**Problem details**
In the entries below, find every line holding the string "만들려는" and collect it.

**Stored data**
begin
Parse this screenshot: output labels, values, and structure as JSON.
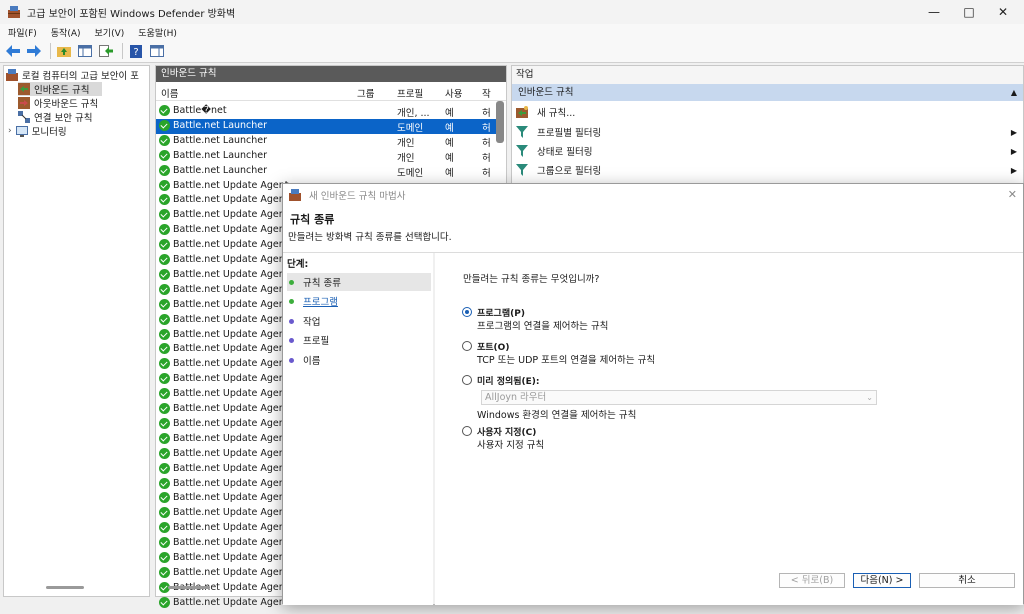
{
  "window": {
    "title": "고급 보안이 포함된 Windows Defender 방화벽"
  },
  "menu": [
    "파일(F)",
    "동작(A)",
    "보기(V)",
    "도움말(H)"
  ],
  "tree": {
    "root": "로컬 컴퓨터의 고급 보안이 포",
    "items": [
      "인바운드 규칙",
      "아웃바운드 규칙",
      "연결 보안 규칙",
      "모니터링"
    ]
  },
  "list": {
    "header": "인바운드 규칙",
    "columns": {
      "name": "이름",
      "group": "그룹",
      "profile": "프로필",
      "enabled": "사용",
      "action": "작"
    },
    "rows": [
      {
        "name": "Battle�net",
        "profile": "개인, ...",
        "enabled": "예",
        "action": "허"
      },
      {
        "name": "Battle.net Launcher",
        "profile": "도메인",
        "enabled": "예",
        "action": "허"
      },
      {
        "name": "Battle.net Launcher",
        "profile": "개인",
        "enabled": "예",
        "action": "허"
      },
      {
        "name": "Battle.net Launcher",
        "profile": "개인",
        "enabled": "예",
        "action": "허"
      },
      {
        "name": "Battle.net Launcher",
        "profile": "도메인",
        "enabled": "예",
        "action": "허"
      },
      {
        "name": "Battle.net Update Agent",
        "profile": "",
        "enabled": "",
        "action": ""
      },
      {
        "name": "Battle.net Update Agent",
        "profile": "",
        "enabled": "",
        "action": ""
      },
      {
        "name": "Battle.net Update Agent",
        "profile": "",
        "enabled": "",
        "action": ""
      },
      {
        "name": "Battle.net Update Agent",
        "profile": "",
        "enabled": "",
        "action": ""
      },
      {
        "name": "Battle.net Update Agent",
        "profile": "",
        "enabled": "",
        "action": ""
      },
      {
        "name": "Battle.net Update Agent",
        "profile": "",
        "enabled": "",
        "action": ""
      },
      {
        "name": "Battle.net Update Agent",
        "profile": "",
        "enabled": "",
        "action": ""
      },
      {
        "name": "Battle.net Update Agent",
        "profile": "",
        "enabled": "",
        "action": ""
      },
      {
        "name": "Battle.net Update Agent",
        "profile": "",
        "enabled": "",
        "action": ""
      },
      {
        "name": "Battle.net Update Agent",
        "profile": "",
        "enabled": "",
        "action": ""
      },
      {
        "name": "Battle.net Update Agent",
        "profile": "",
        "enabled": "",
        "action": ""
      },
      {
        "name": "Battle.net Update Agent",
        "profile": "",
        "enabled": "",
        "action": ""
      },
      {
        "name": "Battle.net Update Agent",
        "profile": "",
        "enabled": "",
        "action": ""
      },
      {
        "name": "Battle.net Update Agent",
        "profile": "",
        "enabled": "",
        "action": ""
      },
      {
        "name": "Battle.net Update Agent",
        "profile": "",
        "enabled": "",
        "action": ""
      },
      {
        "name": "Battle.net Update Agent",
        "profile": "",
        "enabled": "",
        "action": ""
      },
      {
        "name": "Battle.net Update Agent",
        "profile": "",
        "enabled": "",
        "action": ""
      },
      {
        "name": "Battle.net Update Agent",
        "profile": "",
        "enabled": "",
        "action": ""
      },
      {
        "name": "Battle.net Update Agent",
        "profile": "",
        "enabled": "",
        "action": ""
      },
      {
        "name": "Battle.net Update Agent",
        "profile": "",
        "enabled": "",
        "action": ""
      },
      {
        "name": "Battle.net Update Agent",
        "profile": "",
        "enabled": "",
        "action": ""
      },
      {
        "name": "Battle.net Update Agent",
        "profile": "",
        "enabled": "",
        "action": ""
      },
      {
        "name": "Battle.net Update Agent",
        "profile": "",
        "enabled": "",
        "action": ""
      },
      {
        "name": "Battle.net Update Agent",
        "profile": "",
        "enabled": "",
        "action": ""
      },
      {
        "name": "Battle.net Update Agent",
        "profile": "",
        "enabled": "",
        "action": ""
      },
      {
        "name": "Battle.net Update Agent",
        "profile": "",
        "enabled": "",
        "action": ""
      },
      {
        "name": "Battle.net Update Agent",
        "profile": "",
        "enabled": "",
        "action": ""
      },
      {
        "name": "Battle.net Update Agent",
        "profile": "",
        "enabled": "",
        "action": ""
      },
      {
        "name": "Battle.net Update Agent",
        "profile": "",
        "enabled": "",
        "action": ""
      }
    ],
    "selected_index": 1
  },
  "actions": {
    "header": "작업",
    "section": "인바운드 규칙",
    "items": [
      "새 규칙...",
      "프로필별 필터링",
      "상태로 필터링",
      "그룹으로 필터링"
    ]
  },
  "wizard": {
    "title": "새 인바운드 규칙 마법사",
    "heading": "규칙 종류",
    "subheading": "만들려는 방화벽 규칙 종류를 선택합니다.",
    "steps_title": "단계:",
    "steps": [
      "규칙 종류",
      "프로그램",
      "작업",
      "프로필",
      "이름"
    ],
    "question": "만들려는 규칙 종류는 무엇입니까?",
    "options": [
      {
        "label": "프로그램(P)",
        "desc": "프로그램의 연결을 제어하는 규칙",
        "selected": true
      },
      {
        "label": "포트(O)",
        "desc": "TCP 또는 UDP 포트의 연결을 제어하는 규칙",
        "selected": false
      },
      {
        "label": "미리 정의됨(E):",
        "desc": "Windows 환경의 연결을 제어하는 규칙",
        "selected": false
      },
      {
        "label": "사용자 지정(C)",
        "desc": "사용자 지정 규칙",
        "selected": false
      }
    ],
    "preset_value": "AllJoyn 라우터",
    "buttons": {
      "back": "< 뒤로(B)",
      "next": "다음(N) >",
      "cancel": "취소"
    }
  }
}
end
**Result**
    "subheading": "만들려는 방화벽 규칙 종류를 선택합니다.",
    "question": "만들려는 규칙 종류는 무엇입니까?",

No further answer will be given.